--- Start of PROVIDED RECORDS ---

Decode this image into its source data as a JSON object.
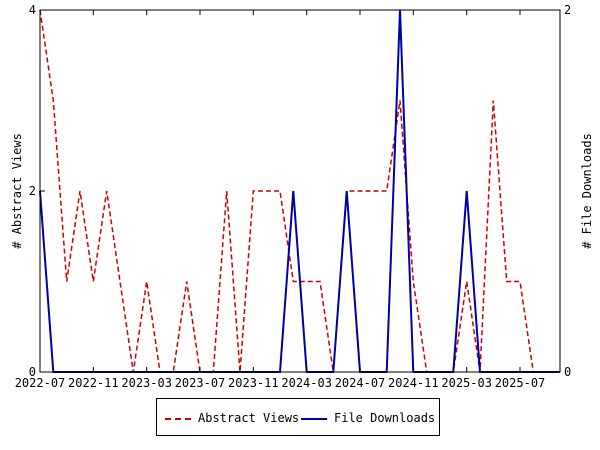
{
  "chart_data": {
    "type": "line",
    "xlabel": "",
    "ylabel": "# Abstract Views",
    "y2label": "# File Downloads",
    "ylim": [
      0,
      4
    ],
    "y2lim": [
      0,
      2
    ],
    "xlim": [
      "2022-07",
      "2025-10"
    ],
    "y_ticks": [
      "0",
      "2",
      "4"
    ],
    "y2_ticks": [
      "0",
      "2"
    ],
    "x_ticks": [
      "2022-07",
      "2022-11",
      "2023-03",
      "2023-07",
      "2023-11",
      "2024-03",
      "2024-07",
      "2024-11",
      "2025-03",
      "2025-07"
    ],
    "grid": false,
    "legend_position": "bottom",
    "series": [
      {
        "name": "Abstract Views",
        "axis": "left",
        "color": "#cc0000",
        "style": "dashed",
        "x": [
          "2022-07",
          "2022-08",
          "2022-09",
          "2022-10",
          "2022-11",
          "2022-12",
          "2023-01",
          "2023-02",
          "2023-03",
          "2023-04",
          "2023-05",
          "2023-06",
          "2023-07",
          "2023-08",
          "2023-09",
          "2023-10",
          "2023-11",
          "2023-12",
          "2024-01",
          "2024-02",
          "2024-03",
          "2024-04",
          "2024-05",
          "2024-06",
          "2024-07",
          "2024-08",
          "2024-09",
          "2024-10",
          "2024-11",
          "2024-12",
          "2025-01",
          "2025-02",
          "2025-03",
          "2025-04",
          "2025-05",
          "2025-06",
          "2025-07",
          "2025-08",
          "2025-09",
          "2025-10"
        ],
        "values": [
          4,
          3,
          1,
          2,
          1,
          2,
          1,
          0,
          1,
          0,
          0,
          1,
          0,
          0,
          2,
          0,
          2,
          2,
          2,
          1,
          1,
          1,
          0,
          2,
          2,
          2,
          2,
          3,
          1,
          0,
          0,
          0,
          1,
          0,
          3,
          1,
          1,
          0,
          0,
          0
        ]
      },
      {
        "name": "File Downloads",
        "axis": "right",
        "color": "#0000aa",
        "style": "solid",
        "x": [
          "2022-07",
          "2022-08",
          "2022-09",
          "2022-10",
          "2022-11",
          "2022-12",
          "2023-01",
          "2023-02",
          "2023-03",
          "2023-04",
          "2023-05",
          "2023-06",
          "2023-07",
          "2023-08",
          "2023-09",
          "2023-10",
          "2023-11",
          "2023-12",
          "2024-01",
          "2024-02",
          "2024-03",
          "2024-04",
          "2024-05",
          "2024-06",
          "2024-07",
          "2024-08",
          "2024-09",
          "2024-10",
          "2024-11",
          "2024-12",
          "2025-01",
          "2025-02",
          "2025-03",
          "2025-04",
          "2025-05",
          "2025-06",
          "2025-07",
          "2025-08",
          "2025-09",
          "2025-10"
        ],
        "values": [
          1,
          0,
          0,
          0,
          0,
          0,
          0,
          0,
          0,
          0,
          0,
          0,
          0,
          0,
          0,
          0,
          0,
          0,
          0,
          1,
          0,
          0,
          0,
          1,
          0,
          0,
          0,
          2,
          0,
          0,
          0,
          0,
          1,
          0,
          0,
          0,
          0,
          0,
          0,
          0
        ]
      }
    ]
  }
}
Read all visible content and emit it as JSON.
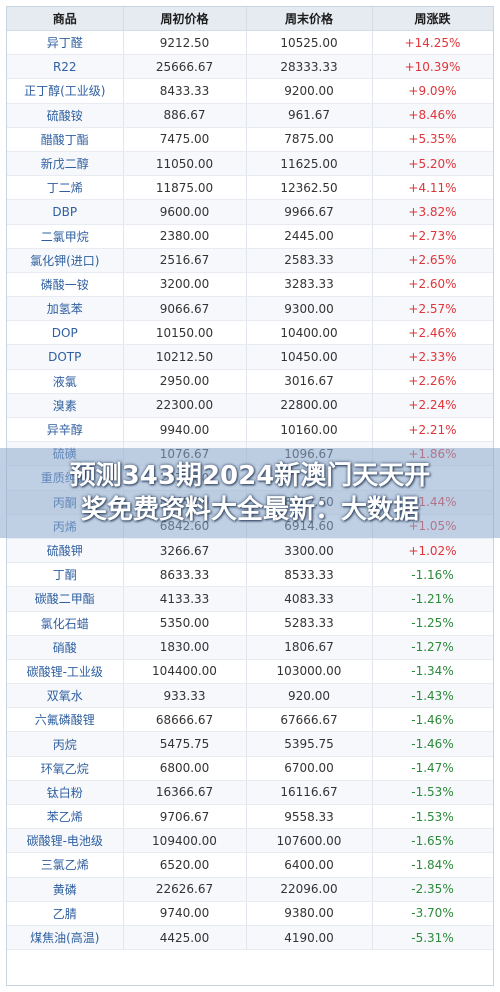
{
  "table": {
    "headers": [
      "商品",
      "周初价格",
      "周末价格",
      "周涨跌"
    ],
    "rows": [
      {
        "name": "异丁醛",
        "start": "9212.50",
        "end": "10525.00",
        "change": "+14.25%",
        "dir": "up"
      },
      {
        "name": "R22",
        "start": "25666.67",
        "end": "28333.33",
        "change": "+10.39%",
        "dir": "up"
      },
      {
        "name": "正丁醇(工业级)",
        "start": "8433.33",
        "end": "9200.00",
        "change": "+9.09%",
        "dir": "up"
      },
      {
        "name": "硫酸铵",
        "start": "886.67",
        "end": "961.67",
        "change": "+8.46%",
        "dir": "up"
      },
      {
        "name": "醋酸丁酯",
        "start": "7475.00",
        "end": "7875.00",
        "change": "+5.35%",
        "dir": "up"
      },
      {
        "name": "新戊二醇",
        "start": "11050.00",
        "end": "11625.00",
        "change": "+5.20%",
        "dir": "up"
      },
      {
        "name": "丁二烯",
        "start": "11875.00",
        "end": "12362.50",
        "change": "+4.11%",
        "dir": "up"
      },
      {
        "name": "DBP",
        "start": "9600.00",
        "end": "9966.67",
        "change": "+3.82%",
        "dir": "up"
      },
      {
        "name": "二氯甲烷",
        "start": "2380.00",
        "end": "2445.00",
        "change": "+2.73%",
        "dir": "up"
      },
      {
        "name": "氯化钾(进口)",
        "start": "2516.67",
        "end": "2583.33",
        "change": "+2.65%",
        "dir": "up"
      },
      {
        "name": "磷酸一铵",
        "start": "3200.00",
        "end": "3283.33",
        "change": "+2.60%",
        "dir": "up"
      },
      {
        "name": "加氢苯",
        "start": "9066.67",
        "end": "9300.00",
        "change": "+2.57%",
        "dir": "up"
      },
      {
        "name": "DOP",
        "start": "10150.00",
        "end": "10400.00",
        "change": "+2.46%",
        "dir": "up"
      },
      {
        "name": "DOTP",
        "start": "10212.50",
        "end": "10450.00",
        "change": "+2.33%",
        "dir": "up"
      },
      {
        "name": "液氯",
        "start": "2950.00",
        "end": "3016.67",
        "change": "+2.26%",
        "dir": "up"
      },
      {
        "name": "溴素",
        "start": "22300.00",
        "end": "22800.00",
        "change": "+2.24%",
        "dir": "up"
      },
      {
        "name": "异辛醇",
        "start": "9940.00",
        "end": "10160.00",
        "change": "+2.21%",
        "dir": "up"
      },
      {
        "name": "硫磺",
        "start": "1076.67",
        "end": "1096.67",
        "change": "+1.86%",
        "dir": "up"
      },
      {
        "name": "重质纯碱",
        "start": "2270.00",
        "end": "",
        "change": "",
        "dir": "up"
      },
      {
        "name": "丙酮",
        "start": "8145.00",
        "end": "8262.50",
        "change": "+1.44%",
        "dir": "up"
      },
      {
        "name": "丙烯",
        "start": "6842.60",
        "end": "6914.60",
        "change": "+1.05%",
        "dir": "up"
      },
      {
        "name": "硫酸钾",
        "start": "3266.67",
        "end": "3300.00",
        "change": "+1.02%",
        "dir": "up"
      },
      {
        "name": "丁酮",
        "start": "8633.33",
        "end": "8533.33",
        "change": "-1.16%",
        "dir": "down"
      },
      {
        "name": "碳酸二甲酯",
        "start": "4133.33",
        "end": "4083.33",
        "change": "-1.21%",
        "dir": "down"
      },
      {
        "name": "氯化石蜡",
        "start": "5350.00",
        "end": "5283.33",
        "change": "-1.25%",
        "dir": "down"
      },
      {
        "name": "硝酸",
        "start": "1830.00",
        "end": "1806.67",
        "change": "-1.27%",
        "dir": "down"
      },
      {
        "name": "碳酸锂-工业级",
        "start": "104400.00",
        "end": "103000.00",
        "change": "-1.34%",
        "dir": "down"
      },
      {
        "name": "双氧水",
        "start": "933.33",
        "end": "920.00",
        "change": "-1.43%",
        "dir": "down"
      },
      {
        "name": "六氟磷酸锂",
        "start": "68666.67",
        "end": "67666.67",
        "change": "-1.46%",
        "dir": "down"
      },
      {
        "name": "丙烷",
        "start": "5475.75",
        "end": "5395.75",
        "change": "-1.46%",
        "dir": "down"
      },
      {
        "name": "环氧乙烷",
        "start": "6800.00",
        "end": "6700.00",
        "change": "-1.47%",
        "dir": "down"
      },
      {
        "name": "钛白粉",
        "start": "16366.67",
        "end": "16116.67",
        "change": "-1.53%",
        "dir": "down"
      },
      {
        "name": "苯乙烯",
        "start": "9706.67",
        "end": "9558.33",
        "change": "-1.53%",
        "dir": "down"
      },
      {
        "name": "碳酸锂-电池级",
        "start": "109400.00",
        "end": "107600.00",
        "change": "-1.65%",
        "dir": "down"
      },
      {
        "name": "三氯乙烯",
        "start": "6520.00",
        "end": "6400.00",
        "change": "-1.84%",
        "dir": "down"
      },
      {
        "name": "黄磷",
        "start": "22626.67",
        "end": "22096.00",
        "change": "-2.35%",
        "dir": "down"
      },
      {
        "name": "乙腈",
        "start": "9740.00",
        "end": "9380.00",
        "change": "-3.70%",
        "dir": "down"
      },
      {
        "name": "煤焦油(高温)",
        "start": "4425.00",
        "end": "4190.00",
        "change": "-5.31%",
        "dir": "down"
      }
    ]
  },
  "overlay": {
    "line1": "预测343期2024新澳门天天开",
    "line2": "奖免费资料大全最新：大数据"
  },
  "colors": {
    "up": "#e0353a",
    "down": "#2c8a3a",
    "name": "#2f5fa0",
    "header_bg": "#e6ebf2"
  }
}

--- End of PROVIDED RECORDS ---

Look through the listing above and count the lines where the string "File" appears. Report the number only.

### FINISHED ANSWER
2